--- Problem to work on ---
Turn every line of the data below into a numbered list, skipping blank lines and leaving out the pictures.

--- Supplied data ---
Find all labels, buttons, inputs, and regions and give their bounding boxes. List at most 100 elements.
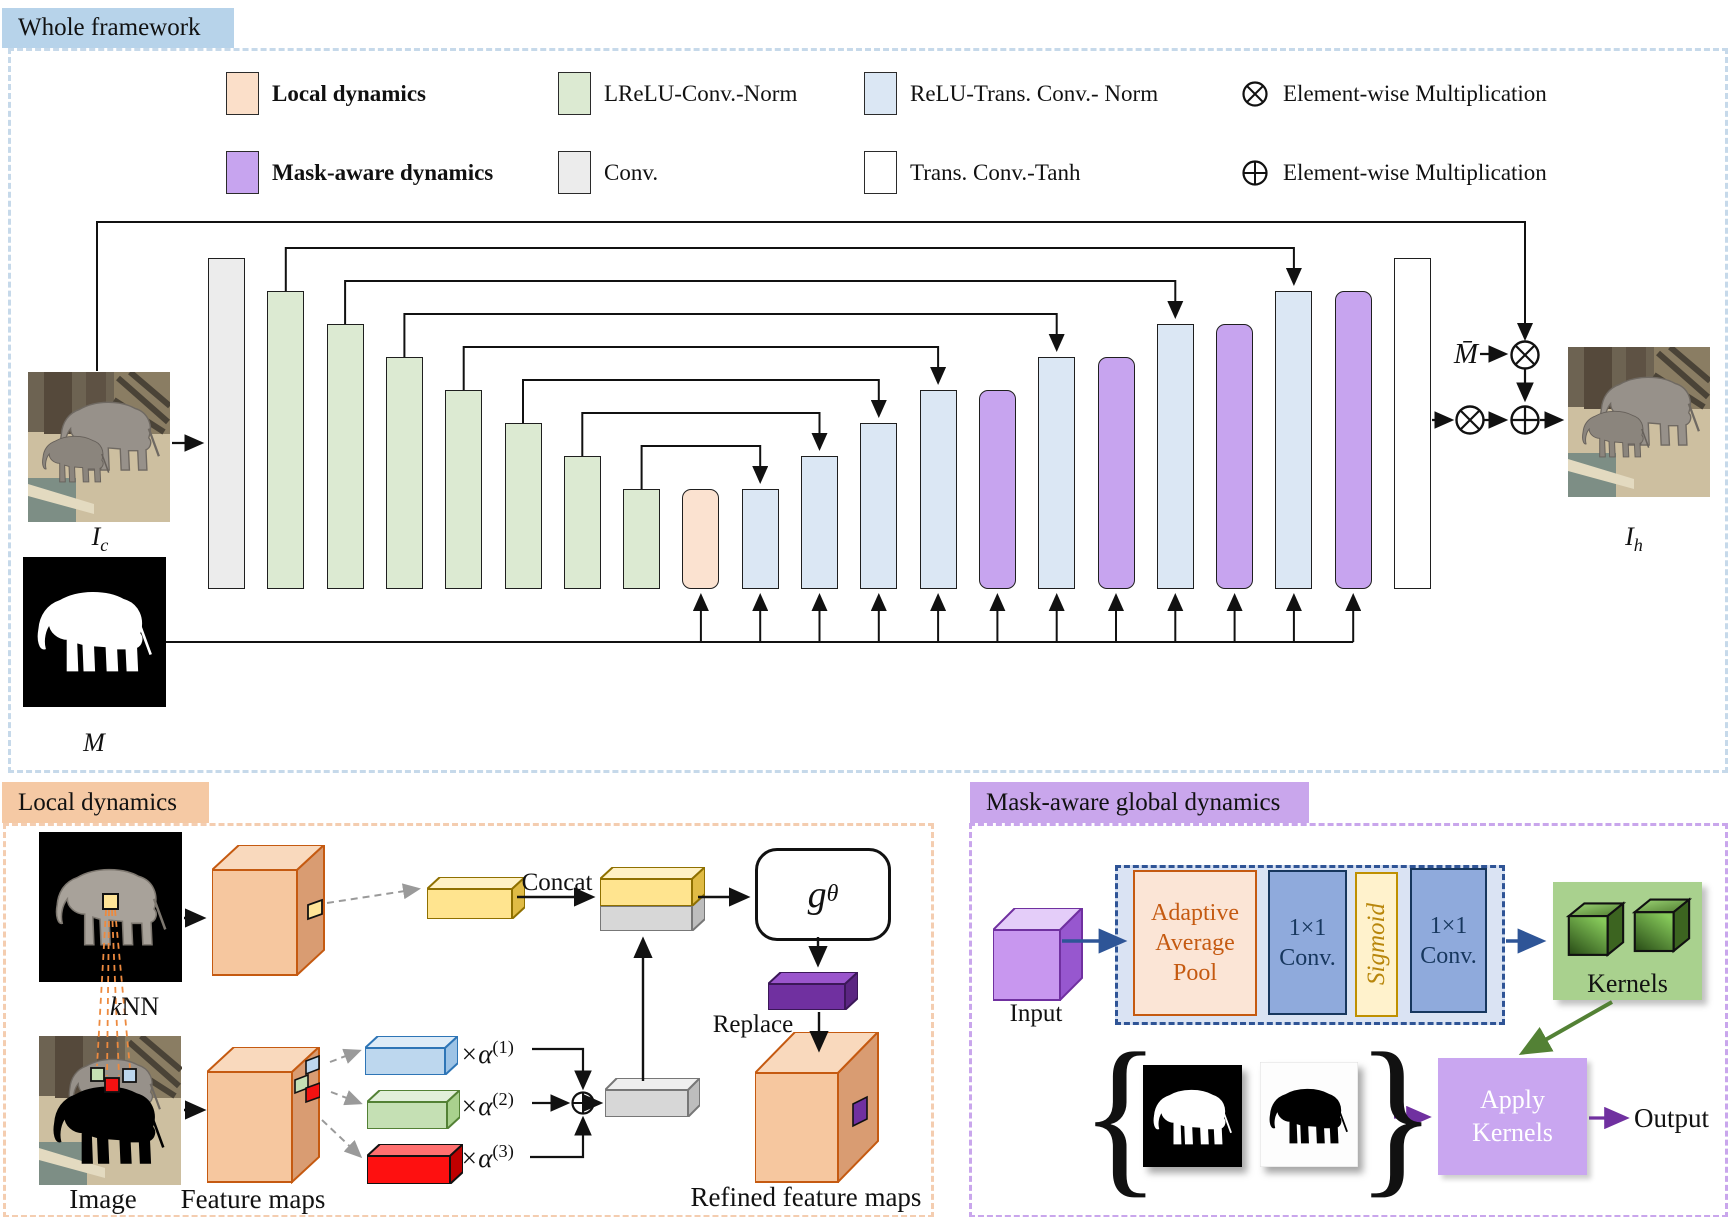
mask-aware-panel <box>969 823 1728 1217</box>
adaptive-average-pool-block: Adaptive Average Pool <box>1133 870 1257 1016</box>
layer-bar-local-8 <box>682 489 720 589</box>
layer-bar-lrelu-1 <box>267 291 305 589</box>
concat-label: Concat <box>521 869 593 896</box>
conv-1x1-block-1: 1×1 Conv. <box>1268 870 1347 1015</box>
feature-patch-red <box>305 1082 320 1104</box>
knn-patch-red <box>104 1077 120 1093</box>
feature-maps-label: Feature maps <box>180 1184 326 1214</box>
layer-bar-mask-19 <box>1334 291 1372 589</box>
legend-label: Local dynamics <box>272 80 426 106</box>
sigmoid-block: Sigmoid <box>1355 872 1398 1017</box>
otimes-icon <box>1242 80 1268 107</box>
layer-bar-lrelu-4 <box>445 390 483 589</box>
legend-swatch <box>864 72 897 115</box>
layer-bar-relu-14 <box>1038 357 1076 589</box>
input-image-ic <box>28 372 170 522</box>
legend-item-mask-aware-dynamics: Mask-aware dynamics <box>226 151 494 194</box>
layer-bar-lrelu-2 <box>326 324 364 589</box>
legend-label: Mask-aware dynamics <box>272 159 494 185</box>
alpha-blue-slab <box>365 1036 458 1075</box>
oplus-icon <box>1242 159 1268 186</box>
legend-label: ReLU-Trans. Conv.- Norm <box>910 80 1159 106</box>
left-brace: { <box>1080 1017 1161 1213</box>
layer-bar-mask-13 <box>978 390 1016 589</box>
whole-framework-tab: Whole framework <box>2 8 234 48</box>
replace-label: Replace <box>712 1011 794 1038</box>
layer-bar-relu-18 <box>1275 291 1313 589</box>
mask-aware-tab: Mask-aware global dynamics <box>970 782 1309 823</box>
feature-cube-top <box>212 845 325 976</box>
legend-label: Element-wise Multiplication <box>1283 159 1547 185</box>
conv-1x1-block-2: 1×1 Conv. <box>1410 868 1487 1013</box>
legend-label: Conv. <box>604 159 659 185</box>
replaced-patch-purple <box>852 1095 868 1128</box>
local-dynamics-title: Local dynamics <box>18 788 177 816</box>
layer-bar-lrelu-3 <box>385 357 423 589</box>
refined-feature-maps-label: Refined feature maps <box>690 1182 922 1212</box>
layer-bar-relu-9 <box>741 489 779 589</box>
mask-aware-title: Mask-aware global dynamics <box>986 788 1281 816</box>
knn-patch-green <box>90 1067 105 1082</box>
alpha-green-slab <box>367 1090 460 1129</box>
alpha-3-label: ×α(3) <box>460 1141 514 1173</box>
whole-framework-title: Whole framework <box>18 14 201 41</box>
legend-swatch <box>226 72 259 115</box>
legend-item-element-wise-mult-2: Element-wise Multiplication <box>1240 152 1547 193</box>
layer-bar-lrelu-7 <box>623 489 661 589</box>
legend-item-local-dynamics: Local dynamics <box>226 72 426 115</box>
legend-item-conv: Conv. <box>558 151 659 194</box>
layer-bar-relu-11 <box>860 423 898 589</box>
yellow-feature-slab <box>427 877 525 919</box>
legend-item-element-wise-mult: Element-wise Multiplication <box>1240 73 1547 114</box>
right-brace: } <box>1356 1017 1437 1213</box>
legend-swatch <box>226 151 259 194</box>
knn-patch-blue <box>122 1068 137 1083</box>
input-cube <box>993 908 1083 1001</box>
sum-gray-slab <box>605 1078 700 1117</box>
query-patch-marker <box>102 893 119 910</box>
ic-label: Ic <box>91 522 109 556</box>
local-dynamics-panel <box>3 823 934 1217</box>
kernels-label: Kernels <box>1587 968 1668 998</box>
layer-bar-lrelu-6 <box>563 456 601 589</box>
concat-yellow-slab <box>600 867 705 906</box>
input-mask-m <box>23 557 166 707</box>
legend-item-trans-conv-tanh: Trans. Conv.-Tanh <box>864 151 1081 194</box>
refined-feature-cube <box>755 1032 879 1183</box>
whole-framework-panel <box>8 48 1728 773</box>
knn-query-image <box>39 832 182 982</box>
layer-bar-conv-0 <box>208 258 245 589</box>
alpha-red-slab <box>367 1144 463 1184</box>
output-image-ih <box>1568 347 1710 497</box>
ih-label: Ih <box>1625 522 1643 556</box>
image-label: Image <box>69 1184 137 1214</box>
layer-bar-relu-10 <box>801 456 838 589</box>
mask-m-label: M <box>83 728 105 757</box>
legend-swatch <box>558 72 591 115</box>
legend-label: Trans. Conv.-Tanh <box>910 159 1081 185</box>
feature-cube-bottom <box>207 1047 320 1184</box>
legend-swatch <box>864 151 897 194</box>
legend-item-relu-trans-conv-norm: ReLU-Trans. Conv.- Norm <box>864 72 1159 115</box>
kernels-box: Kernels <box>1553 882 1702 1000</box>
alpha-1-label: ×α(1) <box>460 1037 514 1069</box>
alpha-2-label: ×α(2) <box>460 1089 514 1121</box>
legend-label: LReLU-Conv.-Norm <box>604 80 798 106</box>
layer-bar-tanh-20 <box>1394 258 1431 589</box>
layer-bar-mask-15 <box>1097 357 1135 589</box>
feature-patch-blue <box>305 1054 320 1076</box>
mbar-label: M̄ <box>1453 338 1478 370</box>
feature-patch-yellow <box>307 898 323 921</box>
mask-image-white <box>1260 1062 1358 1167</box>
layer-bar-mask-17 <box>1216 324 1254 589</box>
gtheta-purple-slab <box>768 972 858 1010</box>
apply-kernels-box: Apply Kernels <box>1438 1058 1587 1175</box>
legend-swatch <box>558 151 591 194</box>
legend-item-lrelu-conv-norm: LReLU-Conv.-Norm <box>558 72 798 115</box>
local-dynamics-tab: Local dynamics <box>2 782 209 823</box>
masked-image <box>39 1036 182 1185</box>
layer-bar-lrelu-5 <box>504 423 542 589</box>
layer-bar-relu-16 <box>1156 324 1194 589</box>
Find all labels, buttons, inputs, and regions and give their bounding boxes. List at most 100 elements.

--- Solution to the exercise ---
1. Find all labels, buttons, inputs, and regions and give their bounding boxes. List at most 100 elements.
2. mask-aware-panel <box>969 823 1728 1217</box>
3. adaptive-average-pool-block: Adaptive Average Pool <box>1133 870 1257 1016</box>
4. layer-bar-local-8 <box>682 489 720 589</box>
5. layer-bar-lrelu-1 <box>267 291 305 589</box>
6. concat-label: Concat <box>521 869 593 896</box>
7. conv-1x1-block-1: 1×1 Conv. <box>1268 870 1347 1015</box>
8. feature-patch-red <box>305 1082 320 1104</box>
9. knn-patch-red <box>104 1077 120 1093</box>
10. feature-maps-label: Feature maps <box>180 1184 326 1214</box>
11. layer-bar-mask-19 <box>1334 291 1372 589</box>
12. legend-label: Local dynamics <box>272 80 426 106</box>
13. sigmoid-block: Sigmoid <box>1355 872 1398 1017</box>
14. otimes-icon <box>1242 80 1268 107</box>
15. layer-bar-lrelu-4 <box>445 390 483 589</box>
16. legend-swatch <box>864 72 897 115</box>
17. layer-bar-relu-14 <box>1038 357 1076 589</box>
18. input-image-ic <box>28 372 170 522</box>
19. legend-item-mask-aware-dynamics: Mask-aware dynamics <box>226 151 494 194</box>
20. layer-bar-lrelu-2 <box>326 324 364 589</box>
21. legend-label: Mask-aware dynamics <box>272 159 494 185</box>
22. alpha-blue-slab <box>365 1036 458 1075</box>
23. oplus-icon <box>1242 159 1268 186</box>
24. legend-label: ReLU-Trans. Conv.- Norm <box>910 80 1159 106</box>
25. left-brace: { <box>1080 1017 1161 1213</box>
26. layer-bar-mask-13 <box>978 390 1016 589</box>
27. whole-framework-tab: Whole framework <box>2 8 234 48</box>
28. replace-label: Replace <box>712 1011 794 1038</box>
29. layer-bar-relu-18 <box>1275 291 1313 589</box>
30. mask-aware-tab: Mask-aware global dynamics <box>970 782 1309 823</box>
31. feature-cube-top <box>212 845 325 976</box>
32. legend-label: Element-wise Multiplication <box>1283 159 1547 185</box>
33. conv-1x1-block-2: 1×1 Conv. <box>1410 868 1487 1013</box>
34. legend-label: Conv. <box>604 159 659 185</box>
35. replaced-patch-purple <box>852 1095 868 1128</box>
36. local-dynamics-title: Local dynamics <box>18 788 177 816</box>
37. layer-bar-lrelu-3 <box>385 357 423 589</box>
38. refined-feature-maps-label: Refined feature maps <box>690 1182 922 1212</box>
39. layer-bar-relu-9 <box>741 489 779 589</box>
40. mask-aware-title: Mask-aware global dynamics <box>986 788 1281 816</box>
41. knn-patch-green <box>90 1067 105 1082</box>
42. alpha-green-slab <box>367 1090 460 1129</box>
43. alpha-3-label: ×α(3) <box>460 1141 514 1173</box>
44. whole-framework-title: Whole framework <box>18 14 201 41</box>
45. legend-swatch <box>226 72 259 115</box>
46. legend-item-element-wise-mult-2: Element-wise Multiplication <box>1240 152 1547 193</box>
47. layer-bar-lrelu-7 <box>623 489 661 589</box>
48. legend-item-local-dynamics: Local dynamics <box>226 72 426 115</box>
49. legend-item-conv: Conv. <box>558 151 659 194</box>
50. layer-bar-relu-11 <box>860 423 898 589</box>
51. yellow-feature-slab <box>427 877 525 919</box>
52. legend-item-element-wise-mult: Element-wise Multiplication <box>1240 73 1547 114</box>
53. right-brace: } <box>1356 1017 1437 1213</box>
54. legend-swatch <box>226 151 259 194</box>
55. knn-patch-blue <box>122 1068 137 1083</box>
56. input-cube <box>993 908 1083 1001</box>
57. sum-gray-slab <box>605 1078 700 1117</box>
58. query-patch-marker <box>102 893 119 910</box>
59. ic-label: Ic <box>91 522 109 556</box>
60. local-dynamics-panel <box>3 823 934 1217</box>
61. kernels-label: Kernels <box>1587 968 1668 998</box>
62. layer-bar-lrelu-6 <box>563 456 601 589</box>
63. concat-yellow-slab <box>600 867 705 906</box>
64. input-mask-m <box>23 557 166 707</box>
65. legend-item-trans-conv-tanh: Trans. Conv.-Tanh <box>864 151 1081 194</box>
66. refined-feature-cube <box>755 1032 879 1183</box>
67. whole-framework-panel <box>8 48 1728 773</box>
68. knn-query-image <box>39 832 182 982</box>
69. layer-bar-conv-0 <box>208 258 245 589</box>
70. alpha-red-slab <box>367 1144 463 1184</box>
71. output-image-ih <box>1568 347 1710 497</box>
72. ih-label: Ih <box>1625 522 1643 556</box>
73. image-label: Image <box>69 1184 137 1214</box>
74. layer-bar-relu-10 <box>801 456 838 589</box>
75. mask-m-label: M <box>83 728 105 757</box>
76. legend-swatch <box>558 72 591 115</box>
77. legend-label: Trans. Conv.-Tanh <box>910 159 1081 185</box>
78. feature-cube-bottom <box>207 1047 320 1184</box>
79. legend-swatch <box>864 151 897 194</box>
80. legend-item-relu-trans-conv-norm: ReLU-Trans. Conv.- Norm <box>864 72 1159 115</box>
81. kernels-box: Kernels <box>1553 882 1702 1000</box>
82. alpha-1-label: ×α(1) <box>460 1037 514 1069</box>
83. alpha-2-label: ×α(2) <box>460 1089 514 1121</box>
84. legend-label: LReLU-Conv.-Norm <box>604 80 798 106</box>
85. layer-bar-tanh-20 <box>1394 258 1431 589</box>
86. layer-bar-mask-15 <box>1097 357 1135 589</box>
87. feature-patch-blue <box>305 1054 320 1076</box>
88. mbar-label: M̄ <box>1453 338 1478 370</box>
89. feature-patch-yellow <box>307 898 323 921</box>
90. mask-image-white <box>1260 1062 1358 1167</box>
91. layer-bar-mask-17 <box>1216 324 1254 589</box>
92. gtheta-purple-slab <box>768 972 858 1010</box>
93. apply-kernels-box: Apply Kernels <box>1438 1058 1587 1175</box>
94. legend-swatch <box>558 151 591 194</box>
95. legend-item-lrelu-conv-norm: LReLU-Conv.-Norm <box>558 72 798 115</box>
96. local-dynamics-tab: Local dynamics <box>2 782 209 823</box>
97. masked-image <box>39 1036 182 1185</box>
98. layer-bar-lrelu-5 <box>504 423 542 589</box>
99. layer-bar-relu-16 <box>1156 324 1194 589</box>
100. Find all labels, buttons, inputs, and regions and give their bounding boxes. List at most 100 elements.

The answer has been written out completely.